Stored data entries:
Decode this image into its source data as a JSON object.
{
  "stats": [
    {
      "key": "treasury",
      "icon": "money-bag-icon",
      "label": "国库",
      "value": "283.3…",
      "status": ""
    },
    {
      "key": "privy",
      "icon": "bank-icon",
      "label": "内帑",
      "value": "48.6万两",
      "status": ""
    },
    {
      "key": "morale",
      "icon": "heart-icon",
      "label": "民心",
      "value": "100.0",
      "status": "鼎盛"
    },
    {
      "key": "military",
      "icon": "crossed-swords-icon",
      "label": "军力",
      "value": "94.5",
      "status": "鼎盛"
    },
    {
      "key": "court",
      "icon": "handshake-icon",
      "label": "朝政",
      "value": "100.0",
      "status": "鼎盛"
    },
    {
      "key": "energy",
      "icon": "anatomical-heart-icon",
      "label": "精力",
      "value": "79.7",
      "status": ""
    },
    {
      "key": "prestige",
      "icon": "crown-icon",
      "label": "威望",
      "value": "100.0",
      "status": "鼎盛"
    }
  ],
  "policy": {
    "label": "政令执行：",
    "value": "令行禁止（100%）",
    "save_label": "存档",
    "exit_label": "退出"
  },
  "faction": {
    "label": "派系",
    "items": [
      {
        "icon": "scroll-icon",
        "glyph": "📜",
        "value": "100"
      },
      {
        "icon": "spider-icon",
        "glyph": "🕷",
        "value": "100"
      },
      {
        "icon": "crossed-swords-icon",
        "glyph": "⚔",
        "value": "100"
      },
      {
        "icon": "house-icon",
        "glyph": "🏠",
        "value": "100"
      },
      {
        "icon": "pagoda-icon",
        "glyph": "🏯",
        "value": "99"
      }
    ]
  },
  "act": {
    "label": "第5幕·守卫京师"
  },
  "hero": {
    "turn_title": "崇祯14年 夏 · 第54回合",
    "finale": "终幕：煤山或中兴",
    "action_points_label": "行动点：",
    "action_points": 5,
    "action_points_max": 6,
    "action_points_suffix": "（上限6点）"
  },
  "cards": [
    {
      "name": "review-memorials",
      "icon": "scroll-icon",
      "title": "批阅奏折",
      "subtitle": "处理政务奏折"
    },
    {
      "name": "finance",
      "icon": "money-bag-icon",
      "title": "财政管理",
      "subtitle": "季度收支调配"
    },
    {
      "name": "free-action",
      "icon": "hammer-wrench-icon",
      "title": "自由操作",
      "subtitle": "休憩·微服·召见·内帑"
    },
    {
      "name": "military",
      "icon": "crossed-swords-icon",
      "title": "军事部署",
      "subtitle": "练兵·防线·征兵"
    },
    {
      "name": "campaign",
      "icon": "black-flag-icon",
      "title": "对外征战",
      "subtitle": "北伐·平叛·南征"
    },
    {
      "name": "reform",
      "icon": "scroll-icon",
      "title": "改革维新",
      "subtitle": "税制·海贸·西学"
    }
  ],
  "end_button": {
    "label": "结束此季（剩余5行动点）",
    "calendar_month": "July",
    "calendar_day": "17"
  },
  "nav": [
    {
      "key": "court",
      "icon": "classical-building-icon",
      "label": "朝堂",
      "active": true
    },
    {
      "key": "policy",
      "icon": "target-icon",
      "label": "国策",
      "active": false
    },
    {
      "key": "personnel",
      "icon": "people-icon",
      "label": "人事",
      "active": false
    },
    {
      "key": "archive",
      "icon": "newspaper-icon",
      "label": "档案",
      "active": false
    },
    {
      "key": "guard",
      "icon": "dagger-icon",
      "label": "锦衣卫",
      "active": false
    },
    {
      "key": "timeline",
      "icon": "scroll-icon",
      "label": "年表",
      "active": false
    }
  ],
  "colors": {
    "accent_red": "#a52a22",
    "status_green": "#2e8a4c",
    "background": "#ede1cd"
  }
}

Exercise aim
Copy out the whole listing, exactly as written.

Task result
Decode this image into its source data as a JSON object.
{
  "stats": [
    {
      "key": "treasury",
      "icon": "money-bag-icon",
      "label": "国库",
      "value": "283.3…",
      "status": ""
    },
    {
      "key": "privy",
      "icon": "bank-icon",
      "label": "内帑",
      "value": "48.6万两",
      "status": ""
    },
    {
      "key": "morale",
      "icon": "heart-icon",
      "label": "民心",
      "value": "100.0",
      "status": "鼎盛"
    },
    {
      "key": "military",
      "icon": "crossed-swords-icon",
      "label": "军力",
      "value": "94.5",
      "status": "鼎盛"
    },
    {
      "key": "court",
      "icon": "handshake-icon",
      "label": "朝政",
      "value": "100.0",
      "status": "鼎盛"
    },
    {
      "key": "energy",
      "icon": "anatomical-heart-icon",
      "label": "精力",
      "value": "79.7",
      "status": ""
    },
    {
      "key": "prestige",
      "icon": "crown-icon",
      "label": "威望",
      "value": "100.0",
      "status": "鼎盛"
    }
  ],
  "policy": {
    "label": "政令执行：",
    "value": "令行禁止（100%）",
    "save_label": "存档",
    "exit_label": "退出"
  },
  "faction": {
    "label": "派系",
    "items": [
      {
        "icon": "scroll-icon",
        "glyph": "📜",
        "value": "100"
      },
      {
        "icon": "spider-icon",
        "glyph": "🕷",
        "value": "100"
      },
      {
        "icon": "crossed-swords-icon",
        "glyph": "⚔",
        "value": "100"
      },
      {
        "icon": "house-icon",
        "glyph": "🏠",
        "value": "100"
      },
      {
        "icon": "pagoda-icon",
        "glyph": "🏯",
        "value": "99"
      }
    ]
  },
  "act": {
    "label": "第5幕·守卫京师"
  },
  "hero": {
    "turn_title": "崇祯14年 夏 · 第54回合",
    "finale": "终幕：煤山或中兴",
    "action_points_label": "行动点：",
    "action_points": 5,
    "action_points_max": 6,
    "action_points_suffix": "（上限6点）"
  },
  "cards": [
    {
      "name": "review-memorials",
      "icon": "scroll-icon",
      "title": "批阅奏折",
      "subtitle": "处理政务奏折"
    },
    {
      "name": "finance",
      "icon": "money-bag-icon",
      "title": "财政管理",
      "subtitle": "季度收支调配"
    },
    {
      "name": "free-action",
      "icon": "hammer-wrench-icon",
      "title": "自由操作",
      "subtitle": "休憩·微服·召见·内帑"
    },
    {
      "name": "military",
      "icon": "crossed-swords-icon",
      "title": "军事部署",
      "subtitle": "练兵·防线·征兵"
    },
    {
      "name": "campaign",
      "icon": "black-flag-icon",
      "title": "对外征战",
      "subtitle": "北伐·平叛·南征"
    },
    {
      "name": "reform",
      "icon": "scroll-icon",
      "title": "改革维新",
      "subtitle": "税制·海贸·西学"
    }
  ],
  "end_button": {
    "label": "结束此季（剩余5行动点）",
    "calendar_month": "July",
    "calendar_day": "17"
  },
  "nav": [
    {
      "key": "court",
      "icon": "classical-building-icon",
      "label": "朝堂",
      "active": true
    },
    {
      "key": "policy",
      "icon": "target-icon",
      "label": "国策",
      "active": false
    },
    {
      "key": "personnel",
      "icon": "people-icon",
      "label": "人事",
      "active": false
    },
    {
      "key": "archive",
      "icon": "newspaper-icon",
      "label": "档案",
      "active": false
    },
    {
      "key": "guard",
      "icon": "dagger-icon",
      "label": "锦衣卫",
      "active": false
    },
    {
      "key": "timeline",
      "icon": "scroll-icon",
      "label": "年表",
      "active": false
    }
  ],
  "colors": {
    "accent_red": "#a52a22",
    "status_green": "#2e8a4c",
    "background": "#ede1cd"
  }
}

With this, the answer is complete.